| WHAT YOU ARE ASKED TO DO |
Return the material below in full and exactly.

| INFORMATION PROVIDED |
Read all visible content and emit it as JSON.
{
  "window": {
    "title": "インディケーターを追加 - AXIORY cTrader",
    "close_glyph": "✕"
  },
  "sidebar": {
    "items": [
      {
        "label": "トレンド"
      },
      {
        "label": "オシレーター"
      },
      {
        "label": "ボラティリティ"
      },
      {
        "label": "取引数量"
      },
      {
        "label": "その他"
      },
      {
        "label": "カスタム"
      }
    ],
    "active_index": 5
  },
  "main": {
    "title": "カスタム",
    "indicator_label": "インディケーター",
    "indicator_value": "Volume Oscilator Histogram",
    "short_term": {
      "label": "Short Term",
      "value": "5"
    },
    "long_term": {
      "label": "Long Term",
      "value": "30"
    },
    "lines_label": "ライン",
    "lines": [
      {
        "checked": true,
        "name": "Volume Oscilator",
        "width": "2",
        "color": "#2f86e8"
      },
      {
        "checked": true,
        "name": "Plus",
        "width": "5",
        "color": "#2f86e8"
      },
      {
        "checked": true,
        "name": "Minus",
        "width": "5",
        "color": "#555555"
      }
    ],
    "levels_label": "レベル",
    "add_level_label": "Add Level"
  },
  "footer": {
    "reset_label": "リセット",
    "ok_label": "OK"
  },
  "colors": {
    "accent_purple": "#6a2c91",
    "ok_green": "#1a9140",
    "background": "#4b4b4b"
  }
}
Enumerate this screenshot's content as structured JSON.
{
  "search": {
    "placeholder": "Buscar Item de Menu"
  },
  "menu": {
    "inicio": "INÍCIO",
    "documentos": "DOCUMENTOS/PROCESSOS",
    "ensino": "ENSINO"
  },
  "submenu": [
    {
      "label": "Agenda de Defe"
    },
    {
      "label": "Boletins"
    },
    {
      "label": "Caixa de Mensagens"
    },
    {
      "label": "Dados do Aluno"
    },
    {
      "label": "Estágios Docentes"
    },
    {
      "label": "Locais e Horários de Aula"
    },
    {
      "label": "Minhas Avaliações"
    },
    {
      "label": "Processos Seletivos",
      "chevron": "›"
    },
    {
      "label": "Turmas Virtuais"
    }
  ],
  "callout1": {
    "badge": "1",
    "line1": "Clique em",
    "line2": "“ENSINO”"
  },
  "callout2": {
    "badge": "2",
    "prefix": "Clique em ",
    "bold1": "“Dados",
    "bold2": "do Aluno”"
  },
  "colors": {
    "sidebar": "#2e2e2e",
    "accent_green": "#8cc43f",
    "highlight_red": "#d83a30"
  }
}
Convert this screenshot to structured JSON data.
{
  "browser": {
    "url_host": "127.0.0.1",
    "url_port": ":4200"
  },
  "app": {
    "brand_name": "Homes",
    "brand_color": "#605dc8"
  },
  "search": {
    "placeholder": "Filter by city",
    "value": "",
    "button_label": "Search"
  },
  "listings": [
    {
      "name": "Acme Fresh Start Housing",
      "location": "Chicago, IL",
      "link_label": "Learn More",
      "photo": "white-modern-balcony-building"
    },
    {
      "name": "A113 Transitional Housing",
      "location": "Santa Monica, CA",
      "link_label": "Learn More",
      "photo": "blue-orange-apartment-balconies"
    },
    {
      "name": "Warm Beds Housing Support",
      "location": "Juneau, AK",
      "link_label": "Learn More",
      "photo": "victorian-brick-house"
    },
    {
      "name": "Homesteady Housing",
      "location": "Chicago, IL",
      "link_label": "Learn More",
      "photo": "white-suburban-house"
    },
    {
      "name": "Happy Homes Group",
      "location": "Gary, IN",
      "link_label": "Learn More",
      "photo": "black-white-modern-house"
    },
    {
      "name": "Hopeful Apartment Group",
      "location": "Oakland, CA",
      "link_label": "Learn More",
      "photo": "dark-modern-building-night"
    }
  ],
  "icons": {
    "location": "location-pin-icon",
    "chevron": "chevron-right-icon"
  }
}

| SOLUTION |
Read all visible content and emit it as JSON.
{
  "window": {
    "title": "インディケーターを追加 - AXIORY cTrader",
    "close_glyph": "✕"
  },
  "sidebar": {
    "items": [
      {
        "label": "トレンド"
      },
      {
        "label": "オシレーター"
      },
      {
        "label": "ボラティリティ"
      },
      {
        "label": "取引数量"
      },
      {
        "label": "その他"
      },
      {
        "label": "カスタム"
      }
    ],
    "active_index": 5
  },
  "main": {
    "title": "カスタム",
    "indicator_label": "インディケーター",
    "indicator_value": "Volume Oscilator Histogram",
    "short_term": {
      "label": "Short Term",
      "value": "5"
    },
    "long_term": {
      "label": "Long Term",
      "value": "30"
    },
    "lines_label": "ライン",
    "lines": [
      {
        "checked": true,
        "name": "Volume Oscilator",
        "width": "2",
        "color": "#2f86e8"
      },
      {
        "checked": true,
        "name": "Plus",
        "width": "5",
        "color": "#2f86e8"
      },
      {
        "checked": true,
        "name": "Minus",
        "width": "5",
        "color": "#555555"
      }
    ],
    "levels_label": "レベル",
    "add_level_label": "Add Level"
  },
  "footer": {
    "reset_label": "リセット",
    "ok_label": "OK"
  },
  "colors": {
    "accent_purple": "#6a2c91",
    "ok_green": "#1a9140",
    "background": "#4b4b4b"
  }
}
Enumerate this screenshot's content as structured JSON.
{
  "search": {
    "placeholder": "Buscar Item de Menu"
  },
  "menu": {
    "inicio": "INÍCIO",
    "documentos": "DOCUMENTOS/PROCESSOS",
    "ensino": "ENSINO"
  },
  "submenu": [
    {
      "label": "Agenda de Defe"
    },
    {
      "label": "Boletins"
    },
    {
      "label": "Caixa de Mensagens"
    },
    {
      "label": "Dados do Aluno"
    },
    {
      "label": "Estágios Docentes"
    },
    {
      "label": "Locais e Horários de Aula"
    },
    {
      "label": "Minhas Avaliações"
    },
    {
      "label": "Processos Seletivos",
      "chevron": "›"
    },
    {
      "label": "Turmas Virtuais"
    }
  ],
  "callout1": {
    "badge": "1",
    "line1": "Clique em",
    "line2": "“ENSINO”"
  },
  "callout2": {
    "badge": "2",
    "prefix": "Clique em ",
    "bold1": "“Dados",
    "bold2": "do Aluno”"
  },
  "colors": {
    "sidebar": "#2e2e2e",
    "accent_green": "#8cc43f",
    "highlight_red": "#d83a30"
  }
}
Convert this screenshot to structured JSON data.
{
  "browser": {
    "url_host": "127.0.0.1",
    "url_port": ":4200"
  },
  "app": {
    "brand_name": "Homes",
    "brand_color": "#605dc8"
  },
  "search": {
    "placeholder": "Filter by city",
    "value": "",
    "button_label": "Search"
  },
  "listings": [
    {
      "name": "Acme Fresh Start Housing",
      "location": "Chicago, IL",
      "link_label": "Learn More",
      "photo": "white-modern-balcony-building"
    },
    {
      "name": "A113 Transitional Housing",
      "location": "Santa Monica, CA",
      "link_label": "Learn More",
      "photo": "blue-orange-apartment-balconies"
    },
    {
      "name": "Warm Beds Housing Support",
      "location": "Juneau, AK",
      "link_label": "Learn More",
      "photo": "victorian-brick-house"
    },
    {
      "name": "Homesteady Housing",
      "location": "Chicago, IL",
      "link_label": "Learn More",
      "photo": "white-suburban-house"
    },
    {
      "name": "Happy Homes Group",
      "location": "Gary, IN",
      "link_label": "Learn More",
      "photo": "black-white-modern-house"
    },
    {
      "name": "Hopeful Apartment Group",
      "location": "Oakland, CA",
      "link_label": "Learn More",
      "photo": "dark-modern-building-night"
    }
  ],
  "icons": {
    "location": "location-pin-icon",
    "chevron": "chevron-right-icon"
  }
}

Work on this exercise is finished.